Work required:
Every entry that follows should be reproduced exactly.

Stored dataset items:

+++++

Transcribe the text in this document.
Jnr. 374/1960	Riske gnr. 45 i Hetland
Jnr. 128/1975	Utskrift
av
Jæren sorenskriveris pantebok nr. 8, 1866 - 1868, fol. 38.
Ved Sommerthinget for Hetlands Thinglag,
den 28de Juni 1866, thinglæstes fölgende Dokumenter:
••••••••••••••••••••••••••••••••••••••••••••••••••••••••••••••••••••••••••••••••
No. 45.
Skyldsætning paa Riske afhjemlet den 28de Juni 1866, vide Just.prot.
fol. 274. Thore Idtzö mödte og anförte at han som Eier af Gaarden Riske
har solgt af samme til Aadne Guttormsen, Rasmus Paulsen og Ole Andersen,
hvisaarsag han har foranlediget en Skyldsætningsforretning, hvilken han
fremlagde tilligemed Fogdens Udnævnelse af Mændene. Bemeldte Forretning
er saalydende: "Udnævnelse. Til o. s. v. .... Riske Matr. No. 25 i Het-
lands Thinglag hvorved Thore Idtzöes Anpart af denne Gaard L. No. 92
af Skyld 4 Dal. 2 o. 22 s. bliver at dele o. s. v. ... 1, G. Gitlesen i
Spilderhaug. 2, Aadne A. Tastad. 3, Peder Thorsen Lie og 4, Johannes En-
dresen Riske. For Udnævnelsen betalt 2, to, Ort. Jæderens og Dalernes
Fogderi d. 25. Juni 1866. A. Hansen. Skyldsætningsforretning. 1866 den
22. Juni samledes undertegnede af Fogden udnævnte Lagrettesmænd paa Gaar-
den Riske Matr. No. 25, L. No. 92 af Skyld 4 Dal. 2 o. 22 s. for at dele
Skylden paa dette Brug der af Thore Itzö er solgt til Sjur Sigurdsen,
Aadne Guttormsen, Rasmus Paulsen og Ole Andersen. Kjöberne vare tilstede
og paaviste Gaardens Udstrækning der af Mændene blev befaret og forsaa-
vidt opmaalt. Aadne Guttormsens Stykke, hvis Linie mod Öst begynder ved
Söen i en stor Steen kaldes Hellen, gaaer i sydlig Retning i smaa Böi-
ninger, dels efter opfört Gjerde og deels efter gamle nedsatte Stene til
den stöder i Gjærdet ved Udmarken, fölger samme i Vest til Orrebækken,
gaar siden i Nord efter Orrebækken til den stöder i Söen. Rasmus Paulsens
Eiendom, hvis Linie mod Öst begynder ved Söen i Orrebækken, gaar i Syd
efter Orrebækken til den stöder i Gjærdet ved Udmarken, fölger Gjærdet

+++++

Reply:
Transcribe the text in this document.
Jnr. 374/1960	Riske gnr. 45 i Hetland
Jnr. 128/1975	Utskrift
av
Jæren sorenskriveris pantebok nr. 8, 1866 - 1868, fol. 38.
Ved Sommerthinget for Hetlands Thinglag,
den 28de Juni 1866, thinglæstes fölgende Dokumenter:
••••••••••••••••••••••••••••••••••••••••••••••••••••••••••••••••••••••••••••••••
No. 45.
Skyldsætning paa Riske afhjemlet den 28de Juni 1866, vide Just.prot.
fol. 274. Thore Idtzö mödte og anförte at han som Eier af Gaarden Riske
har solgt af samme til Aadne Guttormsen, Rasmus Paulsen og Ole Andersen,
hvisaarsag han har foranlediget en Skyldsætningsforretning, hvilken han
fremlagde tilligemed Fogdens Udnævnelse af Mændene. Bemeldte Forretning
er saalydende: "Udnævnelse. Til o. s. v. .... Riske Matr. No. 25 i Het-
lands Thinglag hvorved Thore Idtzöes Anpart af denne Gaard L. No. 92
af Skyld 4 Dal. 2 o. 22 s. bliver at dele o. s. v. ... 1, G. Gitlesen i
Spilderhaug. 2, Aadne A. Tastad. 3, Peder Thorsen Lie og 4, Johannes En-
dresen Riske. For Udnævnelsen betalt 2, to, Ort. Jæderens og Dalernes
Fogderi d. 25. Juni 1866. A. Hansen. Skyldsætningsforretning. 1866 den
22. Juni samledes undertegnede af Fogden udnævnte Lagrettesmænd paa Gaar-
den Riske Matr. No. 25, L. No. 92 af Skyld 4 Dal. 2 o. 22 s. for at dele
Skylden paa dette Brug der af Thore Itzö er solgt til Sjur Sigurdsen,
Aadne Guttormsen, Rasmus Paulsen og Ole Andersen. Kjöberne vare tilstede
og paaviste Gaardens Udstrækning der af Mændene blev befaret og forsaa-
vidt opmaalt. Aadne Guttormsens Stykke, hvis Linie mod Öst begynder ved
Söen i en stor Steen kaldes Hellen, gaaer i sydlig Retning i smaa Böi-
ninger, dels efter opfört Gjerde og deels efter gamle nedsatte Stene til
den stöder i Gjærdet ved Udmarken, fölger samme i Vest til Orrebækken,
gaar siden i Nord efter Orrebækken til den stöder i Söen. Rasmus Paulsens
Eiendom, hvis Linie mod Öst begynder ved Söen i Orrebækken, gaar i Syd
efter Orrebækken til den stöder i Gjærdet ved Udmarken, fölger Gjærdet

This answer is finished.